◆ Goal
Copy exactly the run of lines that begins at the line with "Parse this chart: output" and ends at the final line of the entries.
##########
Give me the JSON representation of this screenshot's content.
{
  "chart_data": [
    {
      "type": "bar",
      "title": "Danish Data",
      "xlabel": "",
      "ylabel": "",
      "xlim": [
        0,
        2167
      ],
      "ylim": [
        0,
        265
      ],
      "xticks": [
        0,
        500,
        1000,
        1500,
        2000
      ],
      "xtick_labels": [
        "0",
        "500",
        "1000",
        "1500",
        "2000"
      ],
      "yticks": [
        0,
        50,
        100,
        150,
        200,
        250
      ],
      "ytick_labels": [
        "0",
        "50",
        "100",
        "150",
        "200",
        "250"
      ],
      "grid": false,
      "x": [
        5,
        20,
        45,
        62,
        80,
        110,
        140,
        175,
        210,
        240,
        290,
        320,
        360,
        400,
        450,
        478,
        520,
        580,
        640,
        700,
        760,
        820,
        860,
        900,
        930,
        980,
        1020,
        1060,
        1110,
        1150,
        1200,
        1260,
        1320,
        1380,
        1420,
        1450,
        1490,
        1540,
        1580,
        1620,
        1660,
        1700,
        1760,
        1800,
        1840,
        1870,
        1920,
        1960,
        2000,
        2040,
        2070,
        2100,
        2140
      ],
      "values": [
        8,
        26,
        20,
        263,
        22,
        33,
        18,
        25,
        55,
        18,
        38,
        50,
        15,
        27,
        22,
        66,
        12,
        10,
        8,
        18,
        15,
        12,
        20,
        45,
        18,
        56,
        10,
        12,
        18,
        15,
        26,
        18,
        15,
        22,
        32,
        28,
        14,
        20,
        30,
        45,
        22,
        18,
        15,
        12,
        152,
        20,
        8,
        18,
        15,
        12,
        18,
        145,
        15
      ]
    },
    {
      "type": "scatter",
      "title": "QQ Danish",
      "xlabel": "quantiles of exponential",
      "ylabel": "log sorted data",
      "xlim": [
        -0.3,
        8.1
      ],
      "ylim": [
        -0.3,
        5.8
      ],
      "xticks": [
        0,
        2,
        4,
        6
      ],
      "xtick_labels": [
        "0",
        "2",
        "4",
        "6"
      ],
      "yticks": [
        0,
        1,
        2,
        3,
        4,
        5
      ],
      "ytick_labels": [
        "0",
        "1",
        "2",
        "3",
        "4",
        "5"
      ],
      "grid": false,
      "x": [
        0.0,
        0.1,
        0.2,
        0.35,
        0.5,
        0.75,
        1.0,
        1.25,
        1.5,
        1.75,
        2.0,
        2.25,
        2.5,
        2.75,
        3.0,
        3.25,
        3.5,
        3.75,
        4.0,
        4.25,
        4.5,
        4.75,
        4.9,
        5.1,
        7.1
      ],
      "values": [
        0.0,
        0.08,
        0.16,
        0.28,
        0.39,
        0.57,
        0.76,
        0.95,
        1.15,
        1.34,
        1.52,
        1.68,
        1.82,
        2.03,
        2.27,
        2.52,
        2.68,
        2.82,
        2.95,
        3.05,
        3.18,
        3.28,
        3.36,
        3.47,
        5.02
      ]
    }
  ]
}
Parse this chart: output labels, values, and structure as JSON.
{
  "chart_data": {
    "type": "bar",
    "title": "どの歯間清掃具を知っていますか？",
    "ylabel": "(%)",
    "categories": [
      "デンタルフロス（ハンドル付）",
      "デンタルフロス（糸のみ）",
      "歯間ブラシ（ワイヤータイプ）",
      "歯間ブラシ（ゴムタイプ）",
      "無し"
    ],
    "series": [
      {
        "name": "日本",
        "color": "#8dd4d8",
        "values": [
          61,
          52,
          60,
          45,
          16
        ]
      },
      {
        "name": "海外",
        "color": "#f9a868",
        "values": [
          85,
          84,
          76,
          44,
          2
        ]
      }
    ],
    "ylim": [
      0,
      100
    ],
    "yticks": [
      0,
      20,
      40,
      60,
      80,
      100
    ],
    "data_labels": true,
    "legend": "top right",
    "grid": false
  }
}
##########
◆ Complete output
Parse this chart: output labels, values, and structure as JSON.
{
  "chart_data": {
    "type": "bar",
    "title": "どの歯間清掃具を知っていますか？",
    "ylabel": "(%)",
    "categories": [
      "デンタルフロス（ハンドル付）",
      "デンタルフロス（糸のみ）",
      "歯間ブラシ（ワイヤータイプ）",
      "歯間ブラシ（ゴムタイプ）",
      "無し"
    ],
    "series": [
      {
        "name": "日本",
        "color": "#8dd4d8",
        "values": [
          61,
          52,
          60,
          45,
          16
        ]
      },
      {
        "name": "海外",
        "color": "#f9a868",
        "values": [
          85,
          84,
          76,
          44,
          2
        ]
      }
    ],
    "ylim": [
      0,
      100
    ],
    "yticks": [
      0,
      20,
      40,
      60,
      80,
      100
    ],
    "data_labels": true,
    "legend": "top right",
    "grid": false
  }
}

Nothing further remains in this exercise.